>> BEGIN
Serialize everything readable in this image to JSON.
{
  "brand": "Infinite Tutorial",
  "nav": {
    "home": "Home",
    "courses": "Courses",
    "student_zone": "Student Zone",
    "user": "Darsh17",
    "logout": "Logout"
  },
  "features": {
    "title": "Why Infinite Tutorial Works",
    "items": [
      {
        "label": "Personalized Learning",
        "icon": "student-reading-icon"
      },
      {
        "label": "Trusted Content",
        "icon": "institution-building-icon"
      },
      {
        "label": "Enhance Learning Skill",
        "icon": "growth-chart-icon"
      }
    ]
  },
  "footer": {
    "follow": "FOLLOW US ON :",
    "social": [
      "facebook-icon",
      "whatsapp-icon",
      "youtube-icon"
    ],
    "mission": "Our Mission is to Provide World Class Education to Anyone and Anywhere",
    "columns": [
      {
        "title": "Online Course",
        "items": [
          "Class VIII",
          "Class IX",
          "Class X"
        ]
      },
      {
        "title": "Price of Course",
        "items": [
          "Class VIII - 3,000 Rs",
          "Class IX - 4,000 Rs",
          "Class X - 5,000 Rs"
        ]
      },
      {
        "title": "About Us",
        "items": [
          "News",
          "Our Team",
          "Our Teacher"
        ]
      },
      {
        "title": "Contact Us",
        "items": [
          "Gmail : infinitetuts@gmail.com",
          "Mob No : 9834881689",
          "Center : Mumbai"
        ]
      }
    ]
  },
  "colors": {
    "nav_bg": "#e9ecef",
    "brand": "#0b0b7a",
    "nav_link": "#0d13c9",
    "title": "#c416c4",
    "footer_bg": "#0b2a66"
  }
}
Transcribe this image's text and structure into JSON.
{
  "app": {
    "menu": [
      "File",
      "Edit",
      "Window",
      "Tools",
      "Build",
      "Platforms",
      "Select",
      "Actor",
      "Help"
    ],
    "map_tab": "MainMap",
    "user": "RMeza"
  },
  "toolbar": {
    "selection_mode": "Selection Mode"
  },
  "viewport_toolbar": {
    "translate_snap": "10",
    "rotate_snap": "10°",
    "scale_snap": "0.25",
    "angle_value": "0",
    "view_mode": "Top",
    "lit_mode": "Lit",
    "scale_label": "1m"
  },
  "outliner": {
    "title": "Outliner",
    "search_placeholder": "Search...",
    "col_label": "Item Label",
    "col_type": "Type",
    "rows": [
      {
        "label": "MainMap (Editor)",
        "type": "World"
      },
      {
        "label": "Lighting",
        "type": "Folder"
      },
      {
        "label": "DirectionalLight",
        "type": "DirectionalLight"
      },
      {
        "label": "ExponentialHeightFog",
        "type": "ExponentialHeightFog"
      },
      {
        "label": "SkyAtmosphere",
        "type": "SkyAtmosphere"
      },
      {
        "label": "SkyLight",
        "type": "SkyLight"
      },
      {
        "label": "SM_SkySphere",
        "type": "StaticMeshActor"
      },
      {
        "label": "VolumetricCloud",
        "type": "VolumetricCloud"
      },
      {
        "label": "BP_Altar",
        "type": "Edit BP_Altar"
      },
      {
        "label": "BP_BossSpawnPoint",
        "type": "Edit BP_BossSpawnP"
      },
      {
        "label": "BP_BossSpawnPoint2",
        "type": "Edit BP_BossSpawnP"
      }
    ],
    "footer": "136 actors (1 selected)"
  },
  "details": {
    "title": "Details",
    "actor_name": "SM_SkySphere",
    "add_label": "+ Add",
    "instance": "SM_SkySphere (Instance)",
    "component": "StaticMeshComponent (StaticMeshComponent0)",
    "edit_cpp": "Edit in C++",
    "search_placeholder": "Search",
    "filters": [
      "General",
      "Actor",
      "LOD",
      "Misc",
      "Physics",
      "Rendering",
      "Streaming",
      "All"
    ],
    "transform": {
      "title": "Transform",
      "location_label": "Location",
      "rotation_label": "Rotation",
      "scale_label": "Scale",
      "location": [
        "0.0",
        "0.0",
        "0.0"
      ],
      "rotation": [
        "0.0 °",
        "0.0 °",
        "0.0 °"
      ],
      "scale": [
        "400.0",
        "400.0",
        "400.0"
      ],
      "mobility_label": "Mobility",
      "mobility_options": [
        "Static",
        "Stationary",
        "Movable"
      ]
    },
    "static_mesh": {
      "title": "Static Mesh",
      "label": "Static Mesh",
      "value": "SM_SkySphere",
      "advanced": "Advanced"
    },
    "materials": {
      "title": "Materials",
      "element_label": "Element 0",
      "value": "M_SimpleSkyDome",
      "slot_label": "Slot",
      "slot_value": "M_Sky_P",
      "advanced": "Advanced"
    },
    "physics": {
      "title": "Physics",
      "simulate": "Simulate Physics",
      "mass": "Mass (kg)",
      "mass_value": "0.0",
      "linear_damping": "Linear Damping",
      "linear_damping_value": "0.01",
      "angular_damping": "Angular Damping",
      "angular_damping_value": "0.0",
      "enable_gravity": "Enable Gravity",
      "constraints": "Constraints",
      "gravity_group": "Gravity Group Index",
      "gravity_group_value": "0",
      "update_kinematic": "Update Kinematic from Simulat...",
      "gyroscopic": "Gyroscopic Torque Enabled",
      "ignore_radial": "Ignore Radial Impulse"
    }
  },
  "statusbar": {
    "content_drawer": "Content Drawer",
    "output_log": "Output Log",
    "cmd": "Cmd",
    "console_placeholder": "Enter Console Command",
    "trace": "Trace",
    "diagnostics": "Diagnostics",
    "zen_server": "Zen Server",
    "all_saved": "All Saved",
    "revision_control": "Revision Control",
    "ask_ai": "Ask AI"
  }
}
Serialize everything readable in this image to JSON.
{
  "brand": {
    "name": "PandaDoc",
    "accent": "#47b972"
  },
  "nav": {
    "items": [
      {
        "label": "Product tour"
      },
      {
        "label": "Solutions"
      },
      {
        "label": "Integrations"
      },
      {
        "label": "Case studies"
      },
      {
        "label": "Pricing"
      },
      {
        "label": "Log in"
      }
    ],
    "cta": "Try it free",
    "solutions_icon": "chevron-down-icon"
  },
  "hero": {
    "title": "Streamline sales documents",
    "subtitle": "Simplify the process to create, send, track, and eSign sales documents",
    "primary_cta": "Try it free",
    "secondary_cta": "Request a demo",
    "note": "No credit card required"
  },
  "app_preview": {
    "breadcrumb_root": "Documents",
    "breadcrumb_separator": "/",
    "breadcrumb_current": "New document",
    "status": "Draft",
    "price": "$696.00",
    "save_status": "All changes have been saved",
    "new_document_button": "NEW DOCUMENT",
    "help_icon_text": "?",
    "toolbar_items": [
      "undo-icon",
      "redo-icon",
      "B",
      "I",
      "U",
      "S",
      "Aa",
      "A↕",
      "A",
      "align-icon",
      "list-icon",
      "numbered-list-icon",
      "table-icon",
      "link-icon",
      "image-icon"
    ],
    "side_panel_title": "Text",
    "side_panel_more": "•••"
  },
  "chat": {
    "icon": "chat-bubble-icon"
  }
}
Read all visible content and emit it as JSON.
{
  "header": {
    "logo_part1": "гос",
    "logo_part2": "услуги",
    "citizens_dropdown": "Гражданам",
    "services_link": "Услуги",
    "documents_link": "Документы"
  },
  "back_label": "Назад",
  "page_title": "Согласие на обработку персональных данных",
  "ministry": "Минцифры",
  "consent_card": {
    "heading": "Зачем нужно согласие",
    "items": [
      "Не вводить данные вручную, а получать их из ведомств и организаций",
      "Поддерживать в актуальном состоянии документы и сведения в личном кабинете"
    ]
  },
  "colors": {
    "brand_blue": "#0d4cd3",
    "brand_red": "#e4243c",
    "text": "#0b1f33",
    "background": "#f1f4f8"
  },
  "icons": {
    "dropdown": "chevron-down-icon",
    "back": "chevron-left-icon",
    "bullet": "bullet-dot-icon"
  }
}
>> END
▶ _Exercise brief_: Go through the listing above and list every line that has the word "ExponentialHeightFog".

▶ _Complete answer_:
        "label": "ExponentialHeightFog",
        "type": "ExponentialHeightFog"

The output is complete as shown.